→ **Given request**
Records follow. Select each line holding "инвестиционную".

→ **Material**
- - - - -
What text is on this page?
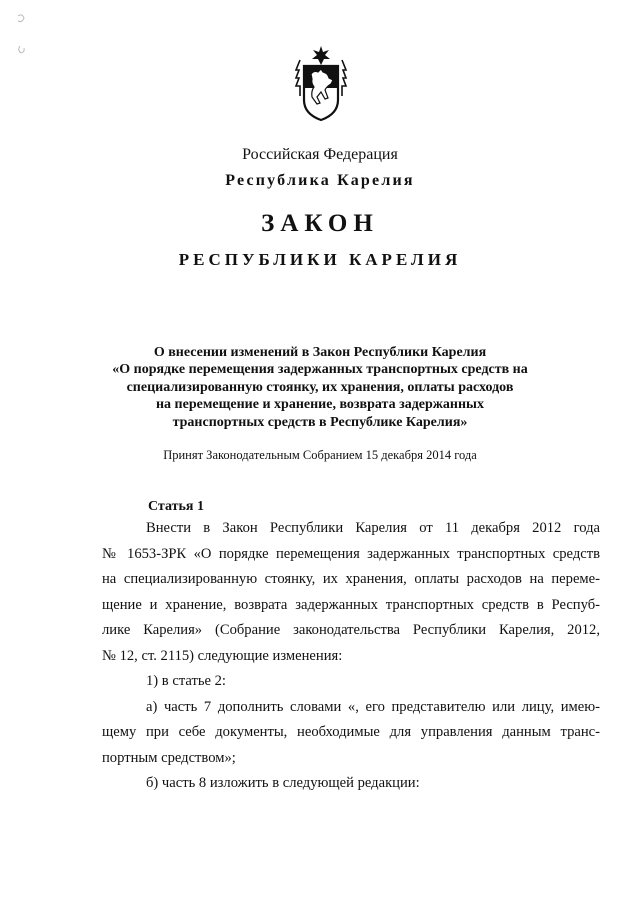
Российская Федерация
Республика Карелия
ЗАКОН
РЕСПУБЛИКИ КАРЕЛИЯ
О внесении изменений в Закон Республики Карелия
«О порядке перемещения задержанных транспортных средств на
специализированную стоянку, их хранения, оплаты расходов
на перемещение и хранение, возврата задержанных
транспортных средств в Республике Карелия»
Принят Законодательным Собранием 15 декабря 2014 года
Статья 1
Внести в Закон Республики Карелия от 11 декабря 2012 года
№ 1653-ЗРК «О порядке перемещения задержанных транспортных средств
на специализированную стоянку, их хранения, оплаты расходов на переме-
щение и хранение, возврата задержанных транспортных средств в Респуб-
лике Карелия» (Собрание законодательства Республики Карелия, 2012,
№ 12, ст. 2115) следующие изменения:
1) в статье 2:
а) часть 7 дополнить словами «, его представителю или лицу, имею-
щему при себе документы, необходимые для управления данным транс-
портным средством»;
б) часть 8 изложить в следующей редакции:
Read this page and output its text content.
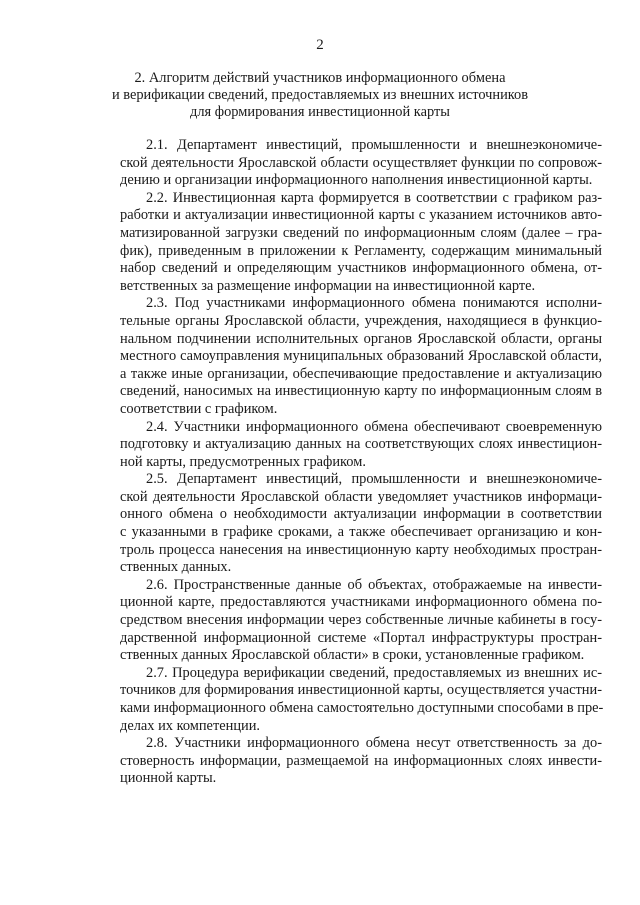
2
2. Алгоритм действий участников информационного обмена
и верификации сведений, предоставляемых из внешних источников
для формирования инвестиционной карты
2.1. Департамент инвестиций, промышленности и внешнеэкономиче-
ской деятельности Ярославской области осуществляет функции по сопровож-
дению и организации информационного наполнения инвестиционной карты.
2.2. Инвестиционная карта формируется в соответствии с графиком раз-
работки и актуализации инвестиционной карты с указанием источников авто-
матизированной загрузки сведений по информационным слоям (далее – гра-
фик), приведенным в приложении к Регламенту, содержащим минимальный
набор сведений и определяющим участников информационного обмена, от-
ветственных за размещение информации на инвестиционной карте.
2.3. Под участниками информационного обмена понимаются исполни-
тельные органы Ярославской области, учреждения, находящиеся в функцио-
нальном подчинении исполнительных органов Ярославской области, органы
местного самоуправления муниципальных образований Ярославской области,
а также иные организации, обеспечивающие предоставление и актуализацию
сведений, наносимых на инвестиционную карту по информационным слоям в
соответствии с графиком.
2.4. Участники информационного обмена обеспечивают своевременную
подготовку и актуализацию данных на соответствующих слоях инвестицион-
ной карты, предусмотренных графиком.
2.5. Департамент инвестиций, промышленности и внешнеэкономиче-
ской деятельности Ярославской области уведомляет участников информаци-
онного обмена о необходимости актуализации информации в соответствии
с указанными в графике сроками, а также обеспечивает организацию и кон-
троль процесса нанесения на инвестиционную карту необходимых простран-
ственных данных.
2.6. Пространственные данные об объектах, отображаемые на инвести-
ционной карте, предоставляются участниками информационного обмена по-
средством внесения информации через собственные личные кабинеты в госу-
дарственной информационной системе «Портал инфраструктуры простран-
ственных данных Ярославской области» в сроки, установленные графиком.
2.7. Процедура верификации сведений, предоставляемых из внешних ис-
точников для формирования инвестиционной карты, осуществляется участни-
ками информационного обмена самостоятельно доступными способами в пре-
делах их компетенции.
2.8. Участники информационного обмена несут ответственность за до-
стоверность информации, размещаемой на информационных слоях инвести-
ционной карты.
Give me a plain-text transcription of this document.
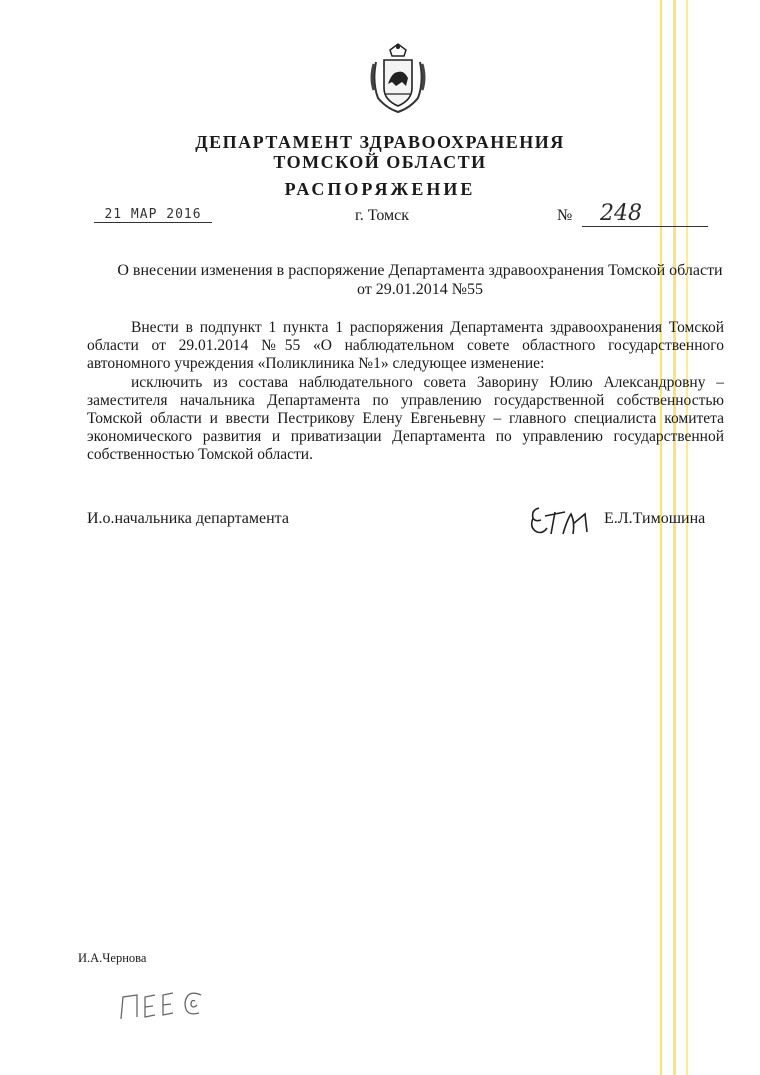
ДЕПАРТАМЕНТ ЗДРАВООХРАНЕНИЯ
ТОМСКОЙ ОБЛАСТИ
РАСПОРЯЖЕНИЕ
21 MAP 2016	г. Томск	№ 248
О внесении изменения в распоряжение Департамента здравоохранения Томской области
от 29.01.2014 №55

Внести в подпункт 1 пункта 1 распоряжения Департамента здравоохранения Томской области от 29.01.2014 №55 «О наблюдательном совете областного государственного автономного учреждения «Поликлиника №1» следующее изменение:

исключить из состава наблюдательного совета Заворину Юлию Александровну – заместителя начальника Департамента по управлению государственной собственностью Томской области и ввести Пестрикову Елену Евгеньевну – главного специалиста комитета экономического развития и приватизации Департамента по управлению государственной собственностью Томской области.

И.о.начальника департамента	Е.Л.Тимошина
И.А.Чернова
- - - - -
→ **Output of the exercise**
сведений, наносимых на инвестиционную карту по информационным слоям в
троль процесса нанесения на инвестиционную карту необходимых простран-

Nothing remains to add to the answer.